Goal:
Each line containing the word "condiciones" must be collected.

─── Information given ───

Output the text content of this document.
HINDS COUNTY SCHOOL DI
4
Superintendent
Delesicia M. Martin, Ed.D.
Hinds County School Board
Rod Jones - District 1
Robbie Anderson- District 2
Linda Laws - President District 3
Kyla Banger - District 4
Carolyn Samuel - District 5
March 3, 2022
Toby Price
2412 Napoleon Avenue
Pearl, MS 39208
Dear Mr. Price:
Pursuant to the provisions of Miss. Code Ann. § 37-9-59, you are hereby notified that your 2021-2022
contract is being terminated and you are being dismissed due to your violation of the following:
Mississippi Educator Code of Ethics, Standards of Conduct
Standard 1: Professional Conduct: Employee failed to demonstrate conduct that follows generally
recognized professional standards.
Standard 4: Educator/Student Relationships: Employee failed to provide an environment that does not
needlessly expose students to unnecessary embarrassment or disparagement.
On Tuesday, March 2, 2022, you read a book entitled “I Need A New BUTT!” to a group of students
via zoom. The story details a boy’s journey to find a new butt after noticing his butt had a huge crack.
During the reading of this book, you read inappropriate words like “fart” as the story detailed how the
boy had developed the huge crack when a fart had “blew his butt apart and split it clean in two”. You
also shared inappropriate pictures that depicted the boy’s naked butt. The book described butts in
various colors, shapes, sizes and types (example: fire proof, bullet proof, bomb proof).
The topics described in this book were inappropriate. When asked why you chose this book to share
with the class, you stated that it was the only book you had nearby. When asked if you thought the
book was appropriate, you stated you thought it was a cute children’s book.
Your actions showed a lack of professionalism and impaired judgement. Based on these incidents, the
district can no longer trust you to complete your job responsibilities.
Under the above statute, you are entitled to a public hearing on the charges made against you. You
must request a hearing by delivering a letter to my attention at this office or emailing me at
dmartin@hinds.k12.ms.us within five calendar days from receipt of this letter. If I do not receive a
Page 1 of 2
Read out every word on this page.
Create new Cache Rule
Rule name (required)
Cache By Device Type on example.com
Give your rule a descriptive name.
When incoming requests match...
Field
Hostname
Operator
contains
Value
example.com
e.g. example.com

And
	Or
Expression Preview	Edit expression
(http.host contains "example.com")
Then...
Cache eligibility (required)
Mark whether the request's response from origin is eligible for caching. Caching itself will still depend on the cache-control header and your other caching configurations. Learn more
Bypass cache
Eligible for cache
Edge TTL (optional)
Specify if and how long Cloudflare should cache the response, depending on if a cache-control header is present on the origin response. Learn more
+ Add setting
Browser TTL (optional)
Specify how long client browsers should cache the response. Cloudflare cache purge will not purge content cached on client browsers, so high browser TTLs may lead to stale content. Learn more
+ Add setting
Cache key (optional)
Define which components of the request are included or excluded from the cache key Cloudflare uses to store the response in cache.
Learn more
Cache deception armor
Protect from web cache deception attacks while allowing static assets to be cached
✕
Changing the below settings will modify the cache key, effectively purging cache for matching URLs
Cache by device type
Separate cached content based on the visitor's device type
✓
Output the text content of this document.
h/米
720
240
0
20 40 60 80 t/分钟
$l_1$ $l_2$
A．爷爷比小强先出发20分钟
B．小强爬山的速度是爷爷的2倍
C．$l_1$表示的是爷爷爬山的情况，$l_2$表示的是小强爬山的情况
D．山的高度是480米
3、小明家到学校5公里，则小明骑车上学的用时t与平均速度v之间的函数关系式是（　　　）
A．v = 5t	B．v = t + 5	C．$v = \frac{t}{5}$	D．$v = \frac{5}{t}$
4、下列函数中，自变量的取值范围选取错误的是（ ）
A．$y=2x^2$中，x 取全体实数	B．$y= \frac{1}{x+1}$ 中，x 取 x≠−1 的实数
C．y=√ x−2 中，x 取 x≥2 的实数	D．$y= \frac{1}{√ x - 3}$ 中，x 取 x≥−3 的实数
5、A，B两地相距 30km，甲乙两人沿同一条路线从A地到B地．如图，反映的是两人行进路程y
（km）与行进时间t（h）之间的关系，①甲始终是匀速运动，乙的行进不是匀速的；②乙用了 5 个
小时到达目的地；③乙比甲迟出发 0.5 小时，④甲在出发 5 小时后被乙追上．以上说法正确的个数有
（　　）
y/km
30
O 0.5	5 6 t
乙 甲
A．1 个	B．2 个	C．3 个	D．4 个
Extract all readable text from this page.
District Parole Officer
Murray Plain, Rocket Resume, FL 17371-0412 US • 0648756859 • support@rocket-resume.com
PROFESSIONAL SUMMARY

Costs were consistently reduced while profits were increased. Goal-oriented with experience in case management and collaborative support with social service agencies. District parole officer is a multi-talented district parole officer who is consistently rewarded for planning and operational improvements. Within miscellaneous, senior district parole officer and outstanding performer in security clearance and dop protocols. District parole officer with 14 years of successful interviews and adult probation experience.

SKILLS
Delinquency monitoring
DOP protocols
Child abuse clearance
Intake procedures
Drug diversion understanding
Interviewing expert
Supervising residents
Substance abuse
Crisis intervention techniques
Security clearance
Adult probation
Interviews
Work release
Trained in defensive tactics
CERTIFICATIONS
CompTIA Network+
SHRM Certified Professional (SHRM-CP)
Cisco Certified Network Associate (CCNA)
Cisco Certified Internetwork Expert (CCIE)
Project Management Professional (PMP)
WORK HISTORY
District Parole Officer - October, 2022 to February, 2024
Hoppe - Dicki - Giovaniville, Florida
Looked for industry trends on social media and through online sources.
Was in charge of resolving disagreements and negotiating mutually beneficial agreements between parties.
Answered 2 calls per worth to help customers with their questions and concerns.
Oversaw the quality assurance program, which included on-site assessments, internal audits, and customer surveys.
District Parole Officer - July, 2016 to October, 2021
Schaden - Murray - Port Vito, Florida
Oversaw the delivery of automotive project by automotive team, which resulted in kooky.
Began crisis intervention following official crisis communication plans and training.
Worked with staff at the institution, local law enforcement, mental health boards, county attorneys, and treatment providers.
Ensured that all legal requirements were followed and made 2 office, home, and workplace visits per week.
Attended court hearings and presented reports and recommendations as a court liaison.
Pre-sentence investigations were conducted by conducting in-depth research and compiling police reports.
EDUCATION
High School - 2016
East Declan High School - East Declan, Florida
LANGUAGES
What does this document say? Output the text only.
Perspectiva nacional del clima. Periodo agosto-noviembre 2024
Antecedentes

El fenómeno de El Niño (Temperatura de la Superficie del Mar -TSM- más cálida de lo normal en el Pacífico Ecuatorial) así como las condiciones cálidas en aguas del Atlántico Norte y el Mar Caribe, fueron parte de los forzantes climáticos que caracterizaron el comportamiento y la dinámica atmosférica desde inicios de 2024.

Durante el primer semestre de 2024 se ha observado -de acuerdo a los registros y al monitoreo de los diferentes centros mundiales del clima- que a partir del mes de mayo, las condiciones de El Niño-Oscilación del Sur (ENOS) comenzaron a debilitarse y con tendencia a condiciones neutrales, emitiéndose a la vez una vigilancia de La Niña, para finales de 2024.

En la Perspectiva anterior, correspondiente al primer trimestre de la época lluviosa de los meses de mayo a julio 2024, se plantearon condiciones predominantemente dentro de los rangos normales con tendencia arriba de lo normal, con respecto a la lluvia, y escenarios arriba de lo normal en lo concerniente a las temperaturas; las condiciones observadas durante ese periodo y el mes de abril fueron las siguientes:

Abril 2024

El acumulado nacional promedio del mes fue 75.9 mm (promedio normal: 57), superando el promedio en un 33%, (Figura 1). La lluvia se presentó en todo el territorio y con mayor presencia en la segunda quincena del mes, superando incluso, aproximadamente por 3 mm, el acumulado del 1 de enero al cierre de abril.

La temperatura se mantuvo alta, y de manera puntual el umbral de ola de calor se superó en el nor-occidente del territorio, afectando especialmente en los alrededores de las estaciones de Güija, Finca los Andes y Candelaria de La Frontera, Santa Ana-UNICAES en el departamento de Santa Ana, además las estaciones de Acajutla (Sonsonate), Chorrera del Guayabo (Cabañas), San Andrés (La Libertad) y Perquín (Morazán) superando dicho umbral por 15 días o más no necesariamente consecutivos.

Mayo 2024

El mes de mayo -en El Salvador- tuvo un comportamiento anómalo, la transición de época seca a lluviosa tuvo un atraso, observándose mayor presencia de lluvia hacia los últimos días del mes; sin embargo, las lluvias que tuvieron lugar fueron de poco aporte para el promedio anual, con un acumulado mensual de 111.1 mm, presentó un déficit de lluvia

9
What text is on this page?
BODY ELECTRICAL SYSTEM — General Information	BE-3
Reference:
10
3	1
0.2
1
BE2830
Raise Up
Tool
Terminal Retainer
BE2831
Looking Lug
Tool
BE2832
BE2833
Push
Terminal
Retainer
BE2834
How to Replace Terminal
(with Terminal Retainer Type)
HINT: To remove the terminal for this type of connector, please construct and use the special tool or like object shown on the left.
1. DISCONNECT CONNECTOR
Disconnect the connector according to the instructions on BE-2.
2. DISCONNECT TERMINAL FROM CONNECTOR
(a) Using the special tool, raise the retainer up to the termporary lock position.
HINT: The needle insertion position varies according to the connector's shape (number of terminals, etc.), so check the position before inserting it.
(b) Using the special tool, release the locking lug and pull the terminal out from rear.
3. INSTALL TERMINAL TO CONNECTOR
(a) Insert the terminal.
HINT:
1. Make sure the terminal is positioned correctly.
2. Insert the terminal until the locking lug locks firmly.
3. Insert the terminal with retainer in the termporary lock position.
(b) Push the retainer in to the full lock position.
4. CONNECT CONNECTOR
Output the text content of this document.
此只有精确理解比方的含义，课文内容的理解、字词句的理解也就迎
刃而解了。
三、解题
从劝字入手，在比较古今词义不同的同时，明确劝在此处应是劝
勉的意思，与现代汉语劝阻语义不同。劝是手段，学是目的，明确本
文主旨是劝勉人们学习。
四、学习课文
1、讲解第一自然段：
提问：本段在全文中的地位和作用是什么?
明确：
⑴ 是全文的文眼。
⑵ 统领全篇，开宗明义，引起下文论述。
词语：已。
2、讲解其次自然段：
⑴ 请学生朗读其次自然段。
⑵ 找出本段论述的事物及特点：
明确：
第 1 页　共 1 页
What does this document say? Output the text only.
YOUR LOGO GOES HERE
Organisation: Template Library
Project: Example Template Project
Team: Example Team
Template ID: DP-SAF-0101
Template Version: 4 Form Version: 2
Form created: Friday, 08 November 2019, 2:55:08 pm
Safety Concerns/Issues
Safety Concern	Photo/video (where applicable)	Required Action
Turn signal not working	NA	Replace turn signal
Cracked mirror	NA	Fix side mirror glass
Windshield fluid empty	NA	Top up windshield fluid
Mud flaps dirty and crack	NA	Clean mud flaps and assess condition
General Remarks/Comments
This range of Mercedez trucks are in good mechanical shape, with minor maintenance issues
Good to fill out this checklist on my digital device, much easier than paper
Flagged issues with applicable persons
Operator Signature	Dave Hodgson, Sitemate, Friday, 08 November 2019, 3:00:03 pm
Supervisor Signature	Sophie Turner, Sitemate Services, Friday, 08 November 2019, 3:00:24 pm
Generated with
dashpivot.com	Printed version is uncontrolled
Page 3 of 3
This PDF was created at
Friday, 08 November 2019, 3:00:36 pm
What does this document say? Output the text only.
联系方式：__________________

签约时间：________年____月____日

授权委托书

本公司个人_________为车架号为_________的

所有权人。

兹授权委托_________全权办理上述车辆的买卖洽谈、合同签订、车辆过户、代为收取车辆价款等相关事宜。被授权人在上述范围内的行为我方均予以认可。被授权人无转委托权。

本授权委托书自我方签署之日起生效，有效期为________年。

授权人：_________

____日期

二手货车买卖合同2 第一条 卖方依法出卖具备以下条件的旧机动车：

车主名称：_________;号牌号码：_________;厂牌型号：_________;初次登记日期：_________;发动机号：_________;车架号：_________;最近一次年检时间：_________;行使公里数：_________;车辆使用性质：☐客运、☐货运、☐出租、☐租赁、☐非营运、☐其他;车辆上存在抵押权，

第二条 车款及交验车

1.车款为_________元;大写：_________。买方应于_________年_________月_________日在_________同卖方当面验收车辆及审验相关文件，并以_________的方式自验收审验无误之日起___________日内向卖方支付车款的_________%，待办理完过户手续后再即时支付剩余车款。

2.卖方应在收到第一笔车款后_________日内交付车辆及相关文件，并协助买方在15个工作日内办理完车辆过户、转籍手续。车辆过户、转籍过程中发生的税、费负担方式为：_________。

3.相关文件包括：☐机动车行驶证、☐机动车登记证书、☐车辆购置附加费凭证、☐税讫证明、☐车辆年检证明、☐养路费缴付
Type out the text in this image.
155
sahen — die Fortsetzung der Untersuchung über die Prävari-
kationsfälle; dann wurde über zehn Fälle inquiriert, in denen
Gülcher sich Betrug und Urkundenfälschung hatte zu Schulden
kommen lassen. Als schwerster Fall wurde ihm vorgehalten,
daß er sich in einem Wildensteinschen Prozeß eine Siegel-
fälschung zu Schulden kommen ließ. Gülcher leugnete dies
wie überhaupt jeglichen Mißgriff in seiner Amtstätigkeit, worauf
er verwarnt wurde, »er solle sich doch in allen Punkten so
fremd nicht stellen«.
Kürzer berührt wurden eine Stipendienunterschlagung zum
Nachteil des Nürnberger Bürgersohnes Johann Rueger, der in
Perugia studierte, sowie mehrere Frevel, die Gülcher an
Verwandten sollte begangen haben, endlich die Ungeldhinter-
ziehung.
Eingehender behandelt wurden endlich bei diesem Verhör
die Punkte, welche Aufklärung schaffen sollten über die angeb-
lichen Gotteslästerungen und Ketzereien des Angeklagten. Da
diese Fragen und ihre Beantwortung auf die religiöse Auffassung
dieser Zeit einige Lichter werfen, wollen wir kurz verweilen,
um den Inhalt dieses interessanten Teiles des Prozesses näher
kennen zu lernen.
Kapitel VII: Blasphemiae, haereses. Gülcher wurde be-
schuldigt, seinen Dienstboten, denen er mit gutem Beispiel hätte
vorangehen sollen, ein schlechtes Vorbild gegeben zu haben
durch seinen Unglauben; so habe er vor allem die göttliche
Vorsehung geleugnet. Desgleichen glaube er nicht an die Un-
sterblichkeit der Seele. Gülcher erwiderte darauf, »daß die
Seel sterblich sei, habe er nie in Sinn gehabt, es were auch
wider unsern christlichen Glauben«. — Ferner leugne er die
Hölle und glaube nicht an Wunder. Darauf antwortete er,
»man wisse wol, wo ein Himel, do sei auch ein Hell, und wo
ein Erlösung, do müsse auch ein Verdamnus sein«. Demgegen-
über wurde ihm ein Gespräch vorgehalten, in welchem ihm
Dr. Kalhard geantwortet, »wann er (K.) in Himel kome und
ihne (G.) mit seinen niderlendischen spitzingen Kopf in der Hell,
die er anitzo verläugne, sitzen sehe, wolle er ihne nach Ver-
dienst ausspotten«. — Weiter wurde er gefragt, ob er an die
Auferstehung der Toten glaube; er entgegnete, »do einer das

───

Answer to the problem:
El fenómeno de El Niño (Temperatura de la Superficie del Mar -TSM- más cálida de lo normal en el Pacífico Ecuatorial) así como las condiciones cálidas en aguas del Atlántico Norte y el Mar Caribe, fueron parte de los forzantes climáticos que caracterizaron el comportamiento y la dinámica atmosférica desde inicios de 2024.
Durante el primer semestre de 2024 se ha observado -de acuerdo a los registros y al monitoreo de los diferentes centros mundiales del clima- que a partir del mes de mayo, las condiciones de El Niño-Oscilación del Sur (ENOS) comenzaron a debilitarse y con tendencia a condiciones neutrales, emitiéndose a la vez una vigilancia de La Niña, para finales de 2024.
En la Perspectiva anterior, correspondiente al primer trimestre de la época lluviosa de los meses de mayo a julio 2024, se plantearon condiciones predominantemente dentro de los rangos normales con tendencia arriba de lo normal, con respecto a la lluvia, y escenarios arriba de lo normal en lo concerniente a las temperaturas; las condiciones observadas durante ese periodo y el mes de abril fueron las siguientes:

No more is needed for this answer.